--- Brief ---
Copy out lines with the word "Aコース" from the material that follows.

--- Items listed in a dataset ---

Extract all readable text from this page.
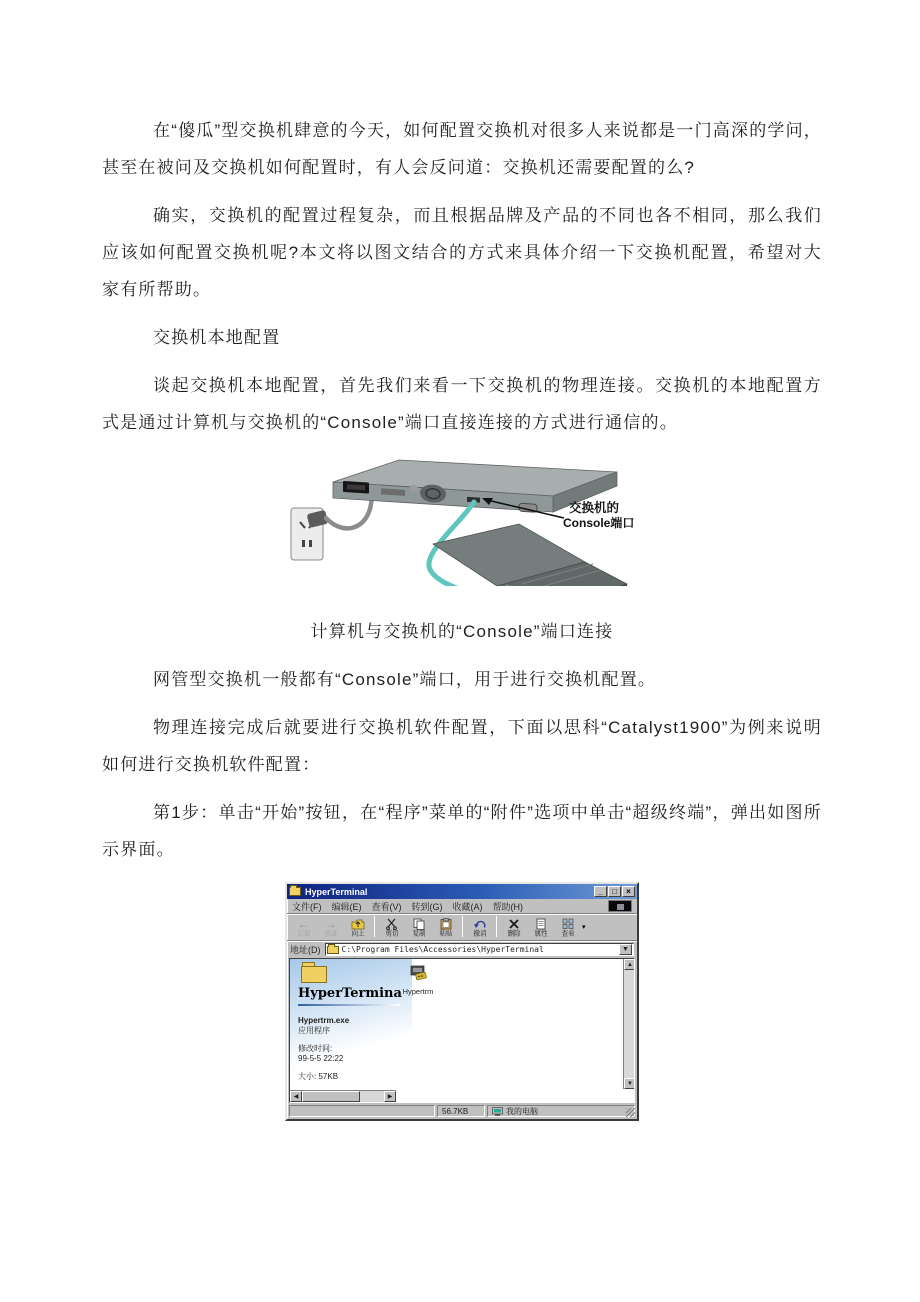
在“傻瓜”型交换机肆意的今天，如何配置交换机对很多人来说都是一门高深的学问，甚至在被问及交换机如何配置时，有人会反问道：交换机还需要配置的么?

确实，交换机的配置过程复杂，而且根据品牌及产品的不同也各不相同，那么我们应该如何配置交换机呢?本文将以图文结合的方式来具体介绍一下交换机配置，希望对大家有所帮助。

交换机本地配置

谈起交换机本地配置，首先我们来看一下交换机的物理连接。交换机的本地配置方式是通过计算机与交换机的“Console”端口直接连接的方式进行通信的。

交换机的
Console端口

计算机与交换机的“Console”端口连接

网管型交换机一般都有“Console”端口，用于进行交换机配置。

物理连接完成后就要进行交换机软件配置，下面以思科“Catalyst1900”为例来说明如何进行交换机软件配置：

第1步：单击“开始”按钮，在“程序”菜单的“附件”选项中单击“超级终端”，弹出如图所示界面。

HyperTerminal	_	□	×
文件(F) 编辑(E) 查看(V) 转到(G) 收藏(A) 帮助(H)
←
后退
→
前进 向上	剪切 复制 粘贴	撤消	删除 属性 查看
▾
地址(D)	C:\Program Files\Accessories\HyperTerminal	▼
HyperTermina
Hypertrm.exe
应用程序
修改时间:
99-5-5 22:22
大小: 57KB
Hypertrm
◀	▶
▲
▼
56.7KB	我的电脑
---
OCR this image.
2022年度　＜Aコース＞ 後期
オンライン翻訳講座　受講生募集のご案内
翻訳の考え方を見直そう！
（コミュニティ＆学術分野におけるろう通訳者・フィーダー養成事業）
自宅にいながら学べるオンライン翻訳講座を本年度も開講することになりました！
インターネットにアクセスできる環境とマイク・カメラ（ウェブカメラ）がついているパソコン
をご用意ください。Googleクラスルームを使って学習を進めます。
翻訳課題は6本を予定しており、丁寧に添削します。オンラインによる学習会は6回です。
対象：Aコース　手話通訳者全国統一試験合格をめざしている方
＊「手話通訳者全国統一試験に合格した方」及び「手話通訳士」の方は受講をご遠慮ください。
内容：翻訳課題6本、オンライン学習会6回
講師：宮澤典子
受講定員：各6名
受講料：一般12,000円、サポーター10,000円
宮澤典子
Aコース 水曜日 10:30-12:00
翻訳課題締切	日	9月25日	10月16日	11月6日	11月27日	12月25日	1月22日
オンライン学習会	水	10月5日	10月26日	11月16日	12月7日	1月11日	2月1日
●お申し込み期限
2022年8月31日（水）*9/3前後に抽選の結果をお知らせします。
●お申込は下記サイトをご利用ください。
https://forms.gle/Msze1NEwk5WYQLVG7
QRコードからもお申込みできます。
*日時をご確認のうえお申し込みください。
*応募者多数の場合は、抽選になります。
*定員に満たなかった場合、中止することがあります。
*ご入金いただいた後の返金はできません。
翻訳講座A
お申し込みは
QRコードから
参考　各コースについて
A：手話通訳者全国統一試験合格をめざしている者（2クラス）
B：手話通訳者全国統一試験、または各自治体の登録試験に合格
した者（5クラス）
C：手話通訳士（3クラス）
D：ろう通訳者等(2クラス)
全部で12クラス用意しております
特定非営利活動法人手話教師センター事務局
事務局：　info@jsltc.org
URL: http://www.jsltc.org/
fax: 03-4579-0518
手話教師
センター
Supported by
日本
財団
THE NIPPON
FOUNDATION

--- Answer to the problem ---
2022年度　＜Aコース＞ 後期
対象：Aコース　手話通訳者全国統一試験合格をめざしている方
Aコース 水曜日 10:30-12:00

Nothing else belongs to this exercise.